*YOUR TASK:* Write every line out verbatim and omit the pictures.

*EXTRACTED MATERIAL:*
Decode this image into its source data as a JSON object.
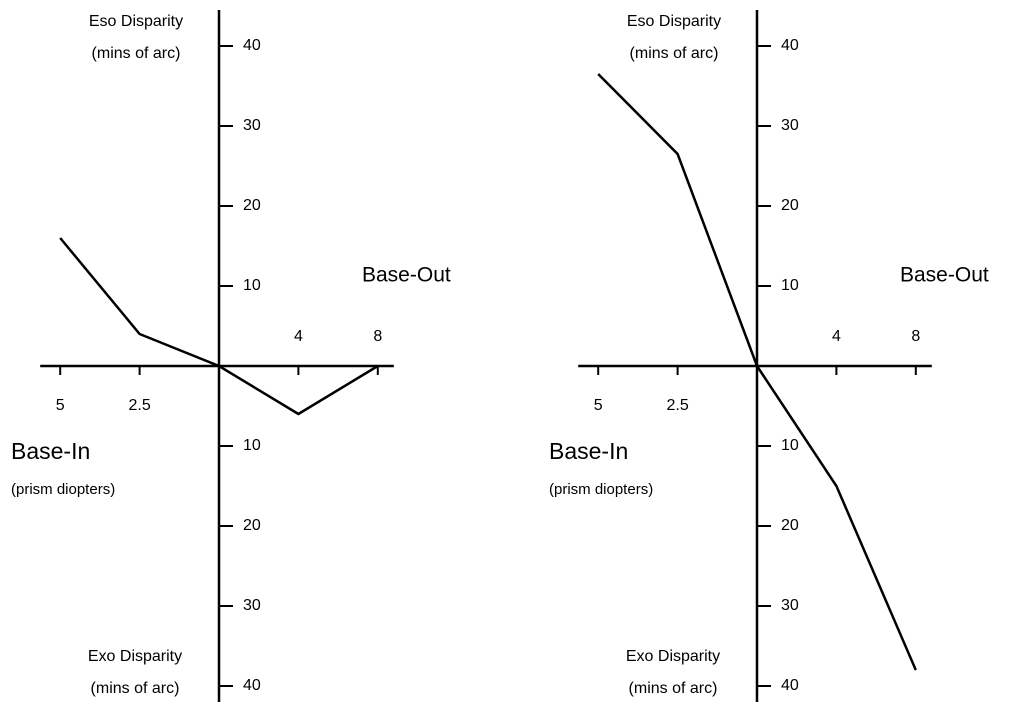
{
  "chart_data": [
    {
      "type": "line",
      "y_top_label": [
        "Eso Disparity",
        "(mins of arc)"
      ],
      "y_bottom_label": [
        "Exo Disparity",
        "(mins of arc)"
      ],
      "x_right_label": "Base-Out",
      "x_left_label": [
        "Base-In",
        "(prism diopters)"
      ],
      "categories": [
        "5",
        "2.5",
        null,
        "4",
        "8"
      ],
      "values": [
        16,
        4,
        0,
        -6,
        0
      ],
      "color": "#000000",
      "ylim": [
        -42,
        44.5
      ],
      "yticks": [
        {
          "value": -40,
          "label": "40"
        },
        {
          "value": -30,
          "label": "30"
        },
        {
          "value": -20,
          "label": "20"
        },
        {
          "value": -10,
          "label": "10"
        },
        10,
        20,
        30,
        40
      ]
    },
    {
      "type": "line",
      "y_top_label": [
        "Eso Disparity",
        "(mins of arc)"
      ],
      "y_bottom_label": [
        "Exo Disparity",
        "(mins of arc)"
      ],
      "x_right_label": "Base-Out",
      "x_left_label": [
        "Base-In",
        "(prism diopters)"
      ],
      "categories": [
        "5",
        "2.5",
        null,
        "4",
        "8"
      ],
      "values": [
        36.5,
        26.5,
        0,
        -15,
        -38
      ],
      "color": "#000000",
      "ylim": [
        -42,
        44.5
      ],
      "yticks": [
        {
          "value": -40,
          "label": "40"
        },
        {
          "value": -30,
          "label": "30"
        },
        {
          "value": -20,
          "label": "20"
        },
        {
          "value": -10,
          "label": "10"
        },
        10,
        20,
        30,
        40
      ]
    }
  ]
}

*RESPONSE:*
Decode this image into its source data as a JSON object.
{
  "chart_data": [
    {
      "type": "line",
      "y_top_label": [
        "Eso Disparity",
        "(mins of arc)"
      ],
      "y_bottom_label": [
        "Exo Disparity",
        "(mins of arc)"
      ],
      "x_right_label": "Base-Out",
      "x_left_label": [
        "Base-In",
        "(prism diopters)"
      ],
      "categories": [
        "5",
        "2.5",
        null,
        "4",
        "8"
      ],
      "values": [
        16,
        4,
        0,
        -6,
        0
      ],
      "color": "#000000",
      "ylim": [
        -42,
        44.5
      ],
      "yticks": [
        {
          "value": -40,
          "label": "40"
        },
        {
          "value": -30,
          "label": "30"
        },
        {
          "value": -20,
          "label": "20"
        },
        {
          "value": -10,
          "label": "10"
        },
        10,
        20,
        30,
        40
      ]
    },
    {
      "type": "line",
      "y_top_label": [
        "Eso Disparity",
        "(mins of arc)"
      ],
      "y_bottom_label": [
        "Exo Disparity",
        "(mins of arc)"
      ],
      "x_right_label": "Base-Out",
      "x_left_label": [
        "Base-In",
        "(prism diopters)"
      ],
      "categories": [
        "5",
        "2.5",
        null,
        "4",
        "8"
      ],
      "values": [
        36.5,
        26.5,
        0,
        -15,
        -38
      ],
      "color": "#000000",
      "ylim": [
        -42,
        44.5
      ],
      "yticks": [
        {
          "value": -40,
          "label": "40"
        },
        {
          "value": -30,
          "label": "30"
        },
        {
          "value": -20,
          "label": "20"
        },
        {
          "value": -10,
          "label": "10"
        },
        10,
        20,
        30,
        40
      ]
    }
  ]
}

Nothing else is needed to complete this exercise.